>>
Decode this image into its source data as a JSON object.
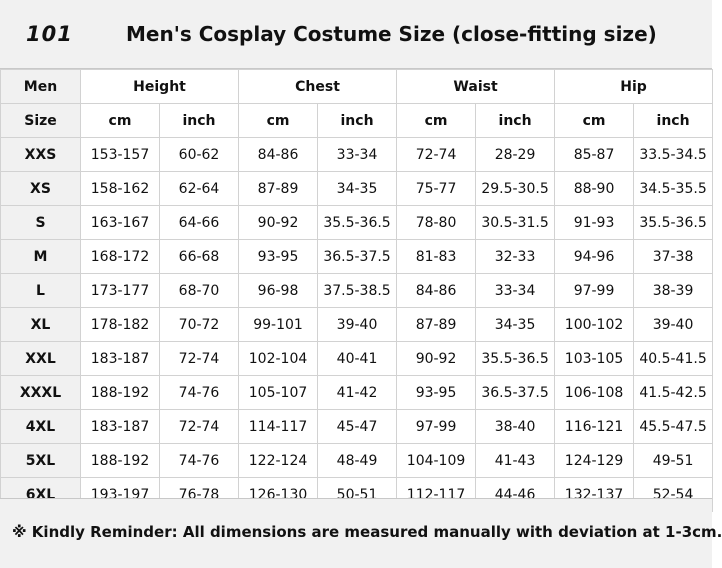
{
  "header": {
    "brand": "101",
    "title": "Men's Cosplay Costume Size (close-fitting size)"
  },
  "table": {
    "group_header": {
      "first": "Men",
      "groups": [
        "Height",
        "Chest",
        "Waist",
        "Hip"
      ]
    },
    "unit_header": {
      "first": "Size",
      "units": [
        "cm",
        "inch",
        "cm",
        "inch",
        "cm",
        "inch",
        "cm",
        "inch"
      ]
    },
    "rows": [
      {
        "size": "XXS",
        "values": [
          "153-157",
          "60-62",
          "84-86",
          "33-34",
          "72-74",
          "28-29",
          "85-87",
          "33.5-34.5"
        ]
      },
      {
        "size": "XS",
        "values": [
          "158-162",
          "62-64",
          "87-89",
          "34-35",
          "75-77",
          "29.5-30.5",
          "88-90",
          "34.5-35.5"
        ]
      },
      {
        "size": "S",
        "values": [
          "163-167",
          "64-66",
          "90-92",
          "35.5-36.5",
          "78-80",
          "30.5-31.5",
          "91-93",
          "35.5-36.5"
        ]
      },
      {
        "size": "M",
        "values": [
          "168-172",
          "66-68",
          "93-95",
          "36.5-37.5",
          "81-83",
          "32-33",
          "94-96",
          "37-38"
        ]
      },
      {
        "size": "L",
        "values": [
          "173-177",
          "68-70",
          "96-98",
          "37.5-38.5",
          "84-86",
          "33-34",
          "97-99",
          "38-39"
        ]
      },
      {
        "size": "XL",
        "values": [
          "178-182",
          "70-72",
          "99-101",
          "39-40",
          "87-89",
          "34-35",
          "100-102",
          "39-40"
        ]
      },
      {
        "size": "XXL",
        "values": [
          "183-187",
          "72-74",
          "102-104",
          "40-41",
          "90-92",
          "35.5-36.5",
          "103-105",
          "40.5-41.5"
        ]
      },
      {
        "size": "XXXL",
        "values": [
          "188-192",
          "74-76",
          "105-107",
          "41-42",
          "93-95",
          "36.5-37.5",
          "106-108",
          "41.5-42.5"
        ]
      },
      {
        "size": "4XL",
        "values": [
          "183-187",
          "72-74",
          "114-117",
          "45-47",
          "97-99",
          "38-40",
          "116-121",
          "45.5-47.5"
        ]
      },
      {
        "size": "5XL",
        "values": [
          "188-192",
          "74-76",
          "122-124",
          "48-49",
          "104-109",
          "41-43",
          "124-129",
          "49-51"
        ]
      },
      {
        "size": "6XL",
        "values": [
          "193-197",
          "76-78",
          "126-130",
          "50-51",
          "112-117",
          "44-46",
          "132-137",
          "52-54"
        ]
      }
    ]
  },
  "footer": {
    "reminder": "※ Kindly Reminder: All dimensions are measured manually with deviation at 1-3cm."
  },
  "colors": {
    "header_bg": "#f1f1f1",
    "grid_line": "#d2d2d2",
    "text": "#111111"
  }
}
<<
>>
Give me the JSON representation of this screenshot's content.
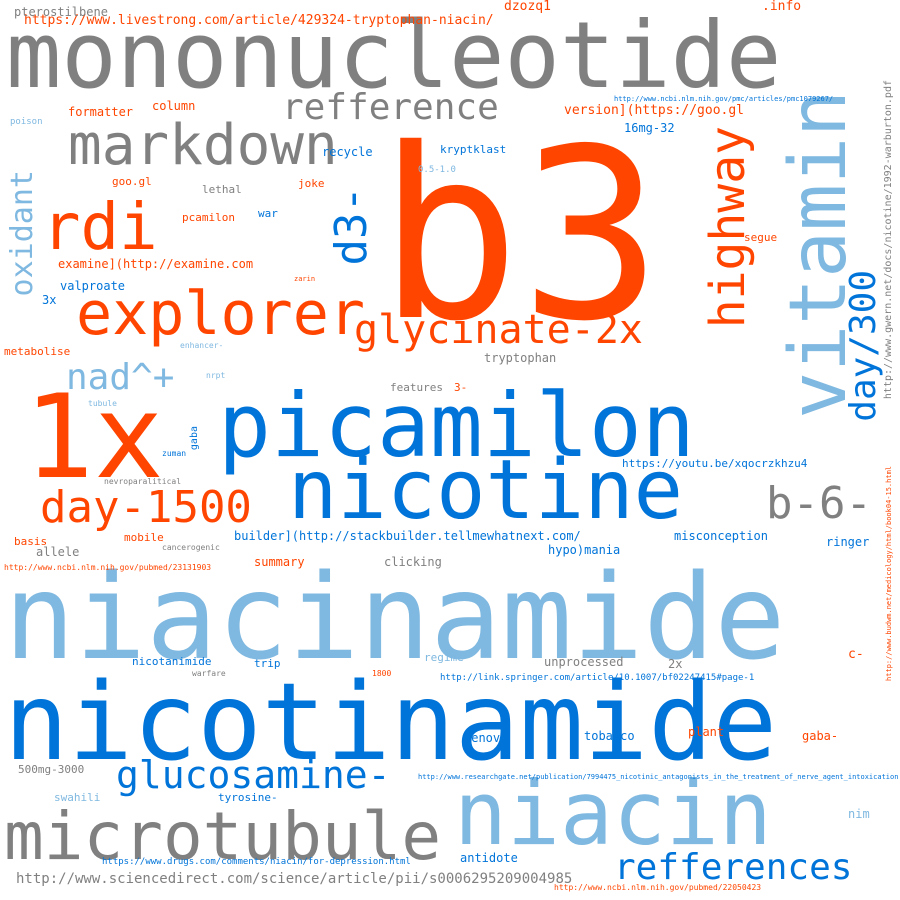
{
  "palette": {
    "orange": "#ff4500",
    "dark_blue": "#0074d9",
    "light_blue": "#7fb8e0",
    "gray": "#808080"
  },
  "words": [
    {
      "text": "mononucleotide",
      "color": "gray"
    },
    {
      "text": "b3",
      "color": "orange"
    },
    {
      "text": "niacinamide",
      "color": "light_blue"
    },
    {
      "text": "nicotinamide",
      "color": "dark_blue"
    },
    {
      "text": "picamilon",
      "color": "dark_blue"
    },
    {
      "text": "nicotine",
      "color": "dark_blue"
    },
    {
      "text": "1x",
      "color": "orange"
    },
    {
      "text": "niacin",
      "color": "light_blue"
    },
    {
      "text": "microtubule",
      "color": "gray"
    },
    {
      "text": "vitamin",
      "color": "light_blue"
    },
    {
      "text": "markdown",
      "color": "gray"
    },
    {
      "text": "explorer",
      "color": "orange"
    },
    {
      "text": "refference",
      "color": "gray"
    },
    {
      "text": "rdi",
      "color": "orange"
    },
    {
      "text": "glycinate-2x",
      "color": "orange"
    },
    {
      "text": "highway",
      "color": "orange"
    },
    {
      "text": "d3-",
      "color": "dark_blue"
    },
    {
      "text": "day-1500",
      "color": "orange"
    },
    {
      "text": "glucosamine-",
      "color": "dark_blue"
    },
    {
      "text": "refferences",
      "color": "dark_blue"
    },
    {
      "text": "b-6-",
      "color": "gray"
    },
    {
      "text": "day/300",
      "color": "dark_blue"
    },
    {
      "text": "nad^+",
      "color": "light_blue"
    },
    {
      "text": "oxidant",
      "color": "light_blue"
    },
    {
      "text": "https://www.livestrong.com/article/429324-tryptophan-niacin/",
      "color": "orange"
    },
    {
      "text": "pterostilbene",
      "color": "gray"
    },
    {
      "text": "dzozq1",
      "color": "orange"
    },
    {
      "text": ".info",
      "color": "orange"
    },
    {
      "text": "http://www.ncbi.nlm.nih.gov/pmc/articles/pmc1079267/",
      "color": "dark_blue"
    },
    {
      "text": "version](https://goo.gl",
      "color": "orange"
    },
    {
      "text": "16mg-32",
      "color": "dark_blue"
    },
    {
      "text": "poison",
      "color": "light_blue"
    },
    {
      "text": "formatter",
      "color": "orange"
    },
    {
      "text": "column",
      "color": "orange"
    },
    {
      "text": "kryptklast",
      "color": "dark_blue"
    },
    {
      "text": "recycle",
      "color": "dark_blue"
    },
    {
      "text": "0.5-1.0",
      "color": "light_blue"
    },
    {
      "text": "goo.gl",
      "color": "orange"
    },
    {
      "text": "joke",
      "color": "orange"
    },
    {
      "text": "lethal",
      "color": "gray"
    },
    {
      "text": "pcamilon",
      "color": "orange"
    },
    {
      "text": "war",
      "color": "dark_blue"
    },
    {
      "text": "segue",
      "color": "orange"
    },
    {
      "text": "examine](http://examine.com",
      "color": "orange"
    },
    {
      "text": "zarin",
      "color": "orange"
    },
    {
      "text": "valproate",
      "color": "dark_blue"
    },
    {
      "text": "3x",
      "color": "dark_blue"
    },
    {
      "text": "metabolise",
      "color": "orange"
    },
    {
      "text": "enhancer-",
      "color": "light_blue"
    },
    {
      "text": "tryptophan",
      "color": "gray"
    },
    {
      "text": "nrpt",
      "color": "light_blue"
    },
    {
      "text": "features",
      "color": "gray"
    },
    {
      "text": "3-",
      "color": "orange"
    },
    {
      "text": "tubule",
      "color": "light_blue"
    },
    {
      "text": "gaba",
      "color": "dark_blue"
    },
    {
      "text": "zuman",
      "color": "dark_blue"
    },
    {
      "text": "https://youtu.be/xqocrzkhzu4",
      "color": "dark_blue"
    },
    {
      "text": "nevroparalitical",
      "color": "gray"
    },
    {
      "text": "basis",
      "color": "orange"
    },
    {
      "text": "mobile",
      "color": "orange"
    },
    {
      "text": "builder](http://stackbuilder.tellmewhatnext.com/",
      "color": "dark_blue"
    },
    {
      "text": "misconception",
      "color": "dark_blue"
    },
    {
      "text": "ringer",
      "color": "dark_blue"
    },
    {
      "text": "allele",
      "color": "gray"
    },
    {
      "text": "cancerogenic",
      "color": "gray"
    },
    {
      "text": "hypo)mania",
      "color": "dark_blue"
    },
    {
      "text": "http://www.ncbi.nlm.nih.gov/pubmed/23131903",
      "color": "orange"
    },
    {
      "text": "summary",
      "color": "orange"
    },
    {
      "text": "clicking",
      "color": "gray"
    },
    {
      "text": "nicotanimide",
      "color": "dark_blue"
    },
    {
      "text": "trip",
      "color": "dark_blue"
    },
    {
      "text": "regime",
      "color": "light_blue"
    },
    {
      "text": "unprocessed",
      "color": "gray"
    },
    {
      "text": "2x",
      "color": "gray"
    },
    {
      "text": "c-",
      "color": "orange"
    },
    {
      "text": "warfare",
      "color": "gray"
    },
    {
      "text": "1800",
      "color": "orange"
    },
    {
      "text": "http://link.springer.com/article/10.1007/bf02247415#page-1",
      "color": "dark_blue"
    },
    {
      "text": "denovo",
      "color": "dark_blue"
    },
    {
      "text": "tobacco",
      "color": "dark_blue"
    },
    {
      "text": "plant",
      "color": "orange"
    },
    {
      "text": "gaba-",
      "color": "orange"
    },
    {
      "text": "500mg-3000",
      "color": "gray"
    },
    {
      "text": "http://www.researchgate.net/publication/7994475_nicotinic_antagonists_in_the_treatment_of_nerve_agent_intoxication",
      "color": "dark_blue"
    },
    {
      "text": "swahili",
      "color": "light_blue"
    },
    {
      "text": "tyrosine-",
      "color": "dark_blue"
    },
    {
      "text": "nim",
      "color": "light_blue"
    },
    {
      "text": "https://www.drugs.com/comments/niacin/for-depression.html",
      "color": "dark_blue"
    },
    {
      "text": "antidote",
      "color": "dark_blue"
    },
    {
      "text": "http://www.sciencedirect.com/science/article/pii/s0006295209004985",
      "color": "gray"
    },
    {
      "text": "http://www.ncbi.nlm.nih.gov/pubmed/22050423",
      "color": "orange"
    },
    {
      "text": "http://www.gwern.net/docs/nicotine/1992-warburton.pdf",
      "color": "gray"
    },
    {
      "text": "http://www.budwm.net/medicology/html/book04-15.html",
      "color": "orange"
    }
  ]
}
<<
>>
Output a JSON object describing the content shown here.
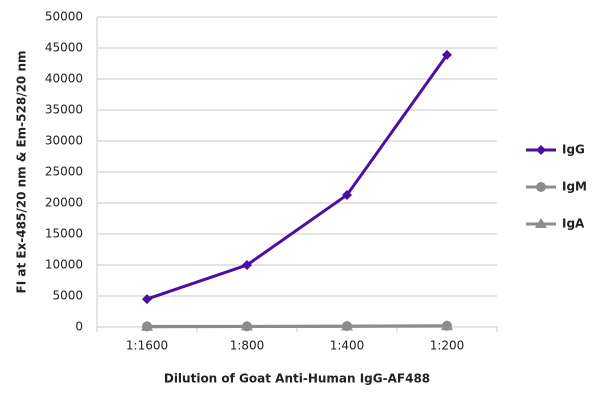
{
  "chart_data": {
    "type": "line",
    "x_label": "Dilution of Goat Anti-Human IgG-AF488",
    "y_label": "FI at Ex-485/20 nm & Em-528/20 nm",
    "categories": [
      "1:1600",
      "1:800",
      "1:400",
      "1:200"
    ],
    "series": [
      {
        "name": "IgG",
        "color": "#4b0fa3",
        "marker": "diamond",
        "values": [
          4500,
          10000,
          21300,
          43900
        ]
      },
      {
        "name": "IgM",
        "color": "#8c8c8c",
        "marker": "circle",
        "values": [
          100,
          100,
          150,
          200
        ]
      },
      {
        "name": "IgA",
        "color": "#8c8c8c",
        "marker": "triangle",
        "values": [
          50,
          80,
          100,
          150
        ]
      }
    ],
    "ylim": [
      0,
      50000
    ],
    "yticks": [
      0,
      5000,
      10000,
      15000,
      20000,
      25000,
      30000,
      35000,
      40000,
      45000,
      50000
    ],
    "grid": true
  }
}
<<
Across the data, tally the lines containing "this" and give back the number alone.

• Result of the exercise:
2